--- Begin ---

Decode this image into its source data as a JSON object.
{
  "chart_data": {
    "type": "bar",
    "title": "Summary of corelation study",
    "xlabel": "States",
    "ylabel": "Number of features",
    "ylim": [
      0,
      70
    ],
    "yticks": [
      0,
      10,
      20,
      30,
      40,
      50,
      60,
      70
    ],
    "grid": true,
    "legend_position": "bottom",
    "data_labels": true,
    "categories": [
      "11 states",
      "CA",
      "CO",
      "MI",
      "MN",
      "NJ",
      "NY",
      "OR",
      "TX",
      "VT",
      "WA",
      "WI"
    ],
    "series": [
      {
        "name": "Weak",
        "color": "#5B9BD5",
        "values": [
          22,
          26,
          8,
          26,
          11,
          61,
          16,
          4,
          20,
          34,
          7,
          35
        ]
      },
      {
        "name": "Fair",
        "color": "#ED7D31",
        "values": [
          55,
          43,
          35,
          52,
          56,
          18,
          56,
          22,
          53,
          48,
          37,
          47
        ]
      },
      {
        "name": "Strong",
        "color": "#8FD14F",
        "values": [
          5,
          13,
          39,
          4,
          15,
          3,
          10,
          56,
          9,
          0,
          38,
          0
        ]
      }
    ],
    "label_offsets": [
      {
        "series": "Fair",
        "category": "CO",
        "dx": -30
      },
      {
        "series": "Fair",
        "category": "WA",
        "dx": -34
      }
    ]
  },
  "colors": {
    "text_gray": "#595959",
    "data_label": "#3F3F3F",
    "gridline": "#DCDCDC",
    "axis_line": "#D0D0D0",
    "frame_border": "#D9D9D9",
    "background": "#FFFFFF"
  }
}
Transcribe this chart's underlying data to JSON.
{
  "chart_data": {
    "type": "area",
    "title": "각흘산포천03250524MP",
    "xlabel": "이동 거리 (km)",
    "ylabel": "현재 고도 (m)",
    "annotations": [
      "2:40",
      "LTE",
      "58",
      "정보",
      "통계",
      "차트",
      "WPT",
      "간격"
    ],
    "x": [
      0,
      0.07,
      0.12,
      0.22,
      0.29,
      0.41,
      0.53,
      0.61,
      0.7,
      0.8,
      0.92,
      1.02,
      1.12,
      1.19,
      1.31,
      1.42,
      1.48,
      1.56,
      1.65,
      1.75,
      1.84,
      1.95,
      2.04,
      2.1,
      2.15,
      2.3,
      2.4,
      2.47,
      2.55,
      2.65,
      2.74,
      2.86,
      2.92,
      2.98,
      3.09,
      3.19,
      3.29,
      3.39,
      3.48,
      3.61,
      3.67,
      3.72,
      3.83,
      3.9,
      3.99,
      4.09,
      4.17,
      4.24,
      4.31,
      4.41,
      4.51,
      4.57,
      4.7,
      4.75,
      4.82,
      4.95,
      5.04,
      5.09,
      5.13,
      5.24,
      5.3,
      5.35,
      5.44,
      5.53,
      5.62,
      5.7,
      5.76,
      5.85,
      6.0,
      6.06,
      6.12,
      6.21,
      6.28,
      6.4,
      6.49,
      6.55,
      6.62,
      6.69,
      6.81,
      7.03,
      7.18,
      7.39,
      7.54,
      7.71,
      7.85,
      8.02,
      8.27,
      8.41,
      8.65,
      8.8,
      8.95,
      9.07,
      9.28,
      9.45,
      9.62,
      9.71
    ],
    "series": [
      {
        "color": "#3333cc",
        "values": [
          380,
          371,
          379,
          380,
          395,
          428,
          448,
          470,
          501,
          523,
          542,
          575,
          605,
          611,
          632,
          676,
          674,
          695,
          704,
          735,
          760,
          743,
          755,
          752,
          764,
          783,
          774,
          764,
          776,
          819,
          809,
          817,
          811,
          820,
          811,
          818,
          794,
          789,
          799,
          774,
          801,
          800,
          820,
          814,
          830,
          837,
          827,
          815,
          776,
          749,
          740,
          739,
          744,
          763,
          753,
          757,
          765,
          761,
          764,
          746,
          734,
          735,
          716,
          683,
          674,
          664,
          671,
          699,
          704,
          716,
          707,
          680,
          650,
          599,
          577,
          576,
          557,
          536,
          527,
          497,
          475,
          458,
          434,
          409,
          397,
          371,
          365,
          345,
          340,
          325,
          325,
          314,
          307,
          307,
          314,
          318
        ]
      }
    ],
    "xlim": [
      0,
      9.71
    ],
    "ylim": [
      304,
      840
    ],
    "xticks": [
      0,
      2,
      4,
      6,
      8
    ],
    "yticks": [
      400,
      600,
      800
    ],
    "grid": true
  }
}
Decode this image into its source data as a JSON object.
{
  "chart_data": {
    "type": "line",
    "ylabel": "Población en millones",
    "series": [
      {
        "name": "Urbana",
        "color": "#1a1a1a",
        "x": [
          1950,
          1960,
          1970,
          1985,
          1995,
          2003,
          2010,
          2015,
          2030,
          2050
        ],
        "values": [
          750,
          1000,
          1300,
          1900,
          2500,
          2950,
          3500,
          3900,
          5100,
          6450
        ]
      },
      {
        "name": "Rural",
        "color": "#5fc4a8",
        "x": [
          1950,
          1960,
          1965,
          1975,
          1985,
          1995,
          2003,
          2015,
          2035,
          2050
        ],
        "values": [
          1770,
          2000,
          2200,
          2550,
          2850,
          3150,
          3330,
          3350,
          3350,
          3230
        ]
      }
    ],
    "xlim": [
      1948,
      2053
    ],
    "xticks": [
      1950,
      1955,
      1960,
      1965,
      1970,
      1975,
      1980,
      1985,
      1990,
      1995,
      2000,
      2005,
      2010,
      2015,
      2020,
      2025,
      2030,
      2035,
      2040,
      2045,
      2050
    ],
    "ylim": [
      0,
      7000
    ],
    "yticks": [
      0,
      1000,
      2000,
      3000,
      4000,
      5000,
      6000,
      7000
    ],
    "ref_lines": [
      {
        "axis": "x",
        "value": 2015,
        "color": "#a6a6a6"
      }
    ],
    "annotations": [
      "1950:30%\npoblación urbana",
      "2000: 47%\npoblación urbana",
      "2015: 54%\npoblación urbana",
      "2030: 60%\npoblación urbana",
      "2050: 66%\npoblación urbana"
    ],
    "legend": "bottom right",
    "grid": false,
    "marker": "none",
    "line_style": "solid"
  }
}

--- End ---

■ **What you are asked to do**
Copy each record from above exactly, and include every line.

■ **Answer to the exercise**
Decode this image into its source data as a JSON object.
{
  "chart_data": {
    "type": "bar",
    "title": "Summary of corelation study",
    "xlabel": "States",
    "ylabel": "Number of features",
    "ylim": [
      0,
      70
    ],
    "yticks": [
      0,
      10,
      20,
      30,
      40,
      50,
      60,
      70
    ],
    "grid": true,
    "legend_position": "bottom",
    "data_labels": true,
    "categories": [
      "11 states",
      "CA",
      "CO",
      "MI",
      "MN",
      "NJ",
      "NY",
      "OR",
      "TX",
      "VT",
      "WA",
      "WI"
    ],
    "series": [
      {
        "name": "Weak",
        "color": "#5B9BD5",
        "values": [
          22,
          26,
          8,
          26,
          11,
          61,
          16,
          4,
          20,
          34,
          7,
          35
        ]
      },
      {
        "name": "Fair",
        "color": "#ED7D31",
        "values": [
          55,
          43,
          35,
          52,
          56,
          18,
          56,
          22,
          53,
          48,
          37,
          47
        ]
      },
      {
        "name": "Strong",
        "color": "#8FD14F",
        "values": [
          5,
          13,
          39,
          4,
          15,
          3,
          10,
          56,
          9,
          0,
          38,
          0
        ]
      }
    ],
    "label_offsets": [
      {
        "series": "Fair",
        "category": "CO",
        "dx": -30
      },
      {
        "series": "Fair",
        "category": "WA",
        "dx": -34
      }
    ]
  },
  "colors": {
    "text_gray": "#595959",
    "data_label": "#3F3F3F",
    "gridline": "#DCDCDC",
    "axis_line": "#D0D0D0",
    "frame_border": "#D9D9D9",
    "background": "#FFFFFF"
  }
}
Transcribe this chart's underlying data to JSON.
{
  "chart_data": {
    "type": "area",
    "title": "각흘산포천03250524MP",
    "xlabel": "이동 거리 (km)",
    "ylabel": "현재 고도 (m)",
    "annotations": [
      "2:40",
      "LTE",
      "58",
      "정보",
      "통계",
      "차트",
      "WPT",
      "간격"
    ],
    "x": [
      0,
      0.07,
      0.12,
      0.22,
      0.29,
      0.41,
      0.53,
      0.61,
      0.7,
      0.8,
      0.92,
      1.02,
      1.12,
      1.19,
      1.31,
      1.42,
      1.48,
      1.56,
      1.65,
      1.75,
      1.84,
      1.95,
      2.04,
      2.1,
      2.15,
      2.3,
      2.4,
      2.47,
      2.55,
      2.65,
      2.74,
      2.86,
      2.92,
      2.98,
      3.09,
      3.19,
      3.29,
      3.39,
      3.48,
      3.61,
      3.67,
      3.72,
      3.83,
      3.9,
      3.99,
      4.09,
      4.17,
      4.24,
      4.31,
      4.41,
      4.51,
      4.57,
      4.7,
      4.75,
      4.82,
      4.95,
      5.04,
      5.09,
      5.13,
      5.24,
      5.3,
      5.35,
      5.44,
      5.53,
      5.62,
      5.7,
      5.76,
      5.85,
      6.0,
      6.06,
      6.12,
      6.21,
      6.28,
      6.4,
      6.49,
      6.55,
      6.62,
      6.69,
      6.81,
      7.03,
      7.18,
      7.39,
      7.54,
      7.71,
      7.85,
      8.02,
      8.27,
      8.41,
      8.65,
      8.8,
      8.95,
      9.07,
      9.28,
      9.45,
      9.62,
      9.71
    ],
    "series": [
      {
        "color": "#3333cc",
        "values": [
          380,
          371,
          379,
          380,
          395,
          428,
          448,
          470,
          501,
          523,
          542,
          575,
          605,
          611,
          632,
          676,
          674,
          695,
          704,
          735,
          760,
          743,
          755,
          752,
          764,
          783,
          774,
          764,
          776,
          819,
          809,
          817,
          811,
          820,
          811,
          818,
          794,
          789,
          799,
          774,
          801,
          800,
          820,
          814,
          830,
          837,
          827,
          815,
          776,
          749,
          740,
          739,
          744,
          763,
          753,
          757,
          765,
          761,
          764,
          746,
          734,
          735,
          716,
          683,
          674,
          664,
          671,
          699,
          704,
          716,
          707,
          680,
          650,
          599,
          577,
          576,
          557,
          536,
          527,
          497,
          475,
          458,
          434,
          409,
          397,
          371,
          365,
          345,
          340,
          325,
          325,
          314,
          307,
          307,
          314,
          318
        ]
      }
    ],
    "xlim": [
      0,
      9.71
    ],
    "ylim": [
      304,
      840
    ],
    "xticks": [
      0,
      2,
      4,
      6,
      8
    ],
    "yticks": [
      400,
      600,
      800
    ],
    "grid": true
  }
}
Decode this image into its source data as a JSON object.
{
  "chart_data": {
    "type": "line",
    "ylabel": "Población en millones",
    "series": [
      {
        "name": "Urbana",
        "color": "#1a1a1a",
        "x": [
          1950,
          1960,
          1970,
          1985,
          1995,
          2003,
          2010,
          2015,
          2030,
          2050
        ],
        "values": [
          750,
          1000,
          1300,
          1900,
          2500,
          2950,
          3500,
          3900,
          5100,
          6450
        ]
      },
      {
        "name": "Rural",
        "color": "#5fc4a8",
        "x": [
          1950,
          1960,
          1965,
          1975,
          1985,
          1995,
          2003,
          2015,
          2035,
          2050
        ],
        "values": [
          1770,
          2000,
          2200,
          2550,
          2850,
          3150,
          3330,
          3350,
          3350,
          3230
        ]
      }
    ],
    "xlim": [
      1948,
      2053
    ],
    "xticks": [
      1950,
      1955,
      1960,
      1965,
      1970,
      1975,
      1980,
      1985,
      1990,
      1995,
      2000,
      2005,
      2010,
      2015,
      2020,
      2025,
      2030,
      2035,
      2040,
      2045,
      2050
    ],
    "ylim": [
      0,
      7000
    ],
    "yticks": [
      0,
      1000,
      2000,
      3000,
      4000,
      5000,
      6000,
      7000
    ],
    "ref_lines": [
      {
        "axis": "x",
        "value": 2015,
        "color": "#a6a6a6"
      }
    ],
    "annotations": [
      "1950:30%\npoblación urbana",
      "2000: 47%\npoblación urbana",
      "2015: 54%\npoblación urbana",
      "2030: 60%\npoblación urbana",
      "2050: 66%\npoblación urbana"
    ],
    "legend": "bottom right",
    "grid": false,
    "marker": "none",
    "line_style": "solid"
  }
}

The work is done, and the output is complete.